# start of Supplied records
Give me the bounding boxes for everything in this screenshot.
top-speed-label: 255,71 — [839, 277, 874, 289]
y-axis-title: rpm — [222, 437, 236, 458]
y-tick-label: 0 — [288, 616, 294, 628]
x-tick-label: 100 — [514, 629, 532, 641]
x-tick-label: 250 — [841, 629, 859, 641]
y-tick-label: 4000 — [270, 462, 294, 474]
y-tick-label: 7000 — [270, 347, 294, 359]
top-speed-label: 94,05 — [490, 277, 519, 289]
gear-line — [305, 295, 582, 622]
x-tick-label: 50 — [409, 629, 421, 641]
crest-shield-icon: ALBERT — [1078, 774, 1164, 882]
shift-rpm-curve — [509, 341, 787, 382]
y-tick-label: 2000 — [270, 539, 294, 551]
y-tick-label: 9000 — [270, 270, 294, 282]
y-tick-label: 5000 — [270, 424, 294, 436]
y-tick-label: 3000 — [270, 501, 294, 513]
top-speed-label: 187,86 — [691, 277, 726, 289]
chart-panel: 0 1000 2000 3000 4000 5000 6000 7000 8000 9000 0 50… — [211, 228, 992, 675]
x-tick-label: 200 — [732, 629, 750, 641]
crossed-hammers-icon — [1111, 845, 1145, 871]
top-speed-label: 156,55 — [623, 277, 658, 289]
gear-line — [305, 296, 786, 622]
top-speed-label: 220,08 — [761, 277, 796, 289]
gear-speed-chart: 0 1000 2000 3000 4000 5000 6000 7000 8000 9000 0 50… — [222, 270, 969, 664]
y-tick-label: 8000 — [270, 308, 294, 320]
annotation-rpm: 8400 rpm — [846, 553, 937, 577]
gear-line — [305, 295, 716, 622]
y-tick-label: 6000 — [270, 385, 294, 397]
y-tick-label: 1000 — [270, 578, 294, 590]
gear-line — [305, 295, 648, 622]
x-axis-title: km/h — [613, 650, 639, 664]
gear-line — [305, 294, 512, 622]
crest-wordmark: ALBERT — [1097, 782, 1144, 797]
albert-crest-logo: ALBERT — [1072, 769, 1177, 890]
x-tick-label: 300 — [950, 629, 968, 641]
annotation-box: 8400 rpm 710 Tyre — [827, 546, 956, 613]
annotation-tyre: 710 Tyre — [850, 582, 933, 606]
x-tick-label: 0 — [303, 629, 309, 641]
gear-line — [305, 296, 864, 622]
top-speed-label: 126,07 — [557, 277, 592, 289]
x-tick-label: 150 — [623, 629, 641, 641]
# end of Supplied records
▸ **What the task asks**: Reproduce every line of the data above without altering a single character.

▸ **Task output**:
Give me the bounding boxes for everything in this screenshot.
top-speed-label: 255,71 — [839, 277, 874, 289]
y-axis-title: rpm — [222, 437, 236, 458]
y-tick-label: 0 — [288, 616, 294, 628]
x-tick-label: 100 — [514, 629, 532, 641]
x-tick-label: 250 — [841, 629, 859, 641]
y-tick-label: 4000 — [270, 462, 294, 474]
y-tick-label: 7000 — [270, 347, 294, 359]
top-speed-label: 94,05 — [490, 277, 519, 289]
gear-line — [305, 295, 582, 622]
x-tick-label: 50 — [409, 629, 421, 641]
crest-shield-icon: ALBERT — [1078, 774, 1164, 882]
shift-rpm-curve — [509, 341, 787, 382]
y-tick-label: 2000 — [270, 539, 294, 551]
y-tick-label: 9000 — [270, 270, 294, 282]
y-tick-label: 5000 — [270, 424, 294, 436]
y-tick-label: 3000 — [270, 501, 294, 513]
top-speed-label: 187,86 — [691, 277, 726, 289]
chart-panel: 0 1000 2000 3000 4000 5000 6000 7000 8000 9000 0 50… — [211, 228, 992, 675]
x-tick-label: 200 — [732, 629, 750, 641]
crossed-hammers-icon — [1111, 845, 1145, 871]
top-speed-label: 156,55 — [623, 277, 658, 289]
gear-line — [305, 296, 786, 622]
top-speed-label: 220,08 — [761, 277, 796, 289]
gear-speed-chart: 0 1000 2000 3000 4000 5000 6000 7000 8000 9000 0 50… — [222, 270, 969, 664]
y-tick-label: 8000 — [270, 308, 294, 320]
annotation-rpm: 8400 rpm — [846, 553, 937, 577]
gear-line — [305, 295, 716, 622]
y-tick-label: 6000 — [270, 385, 294, 397]
y-tick-label: 1000 — [270, 578, 294, 590]
gear-line — [305, 295, 648, 622]
x-axis-title: km/h — [613, 650, 639, 664]
gear-line — [305, 294, 512, 622]
crest-wordmark: ALBERT — [1097, 782, 1144, 797]
albert-crest-logo: ALBERT — [1072, 769, 1177, 890]
x-tick-label: 300 — [950, 629, 968, 641]
annotation-box: 8400 rpm 710 Tyre — [827, 546, 956, 613]
annotation-tyre: 710 Tyre — [850, 582, 933, 606]
x-tick-label: 0 — [303, 629, 309, 641]
gear-line — [305, 296, 864, 622]
top-speed-label: 126,07 — [557, 277, 592, 289]
x-tick-label: 150 — [623, 629, 641, 641]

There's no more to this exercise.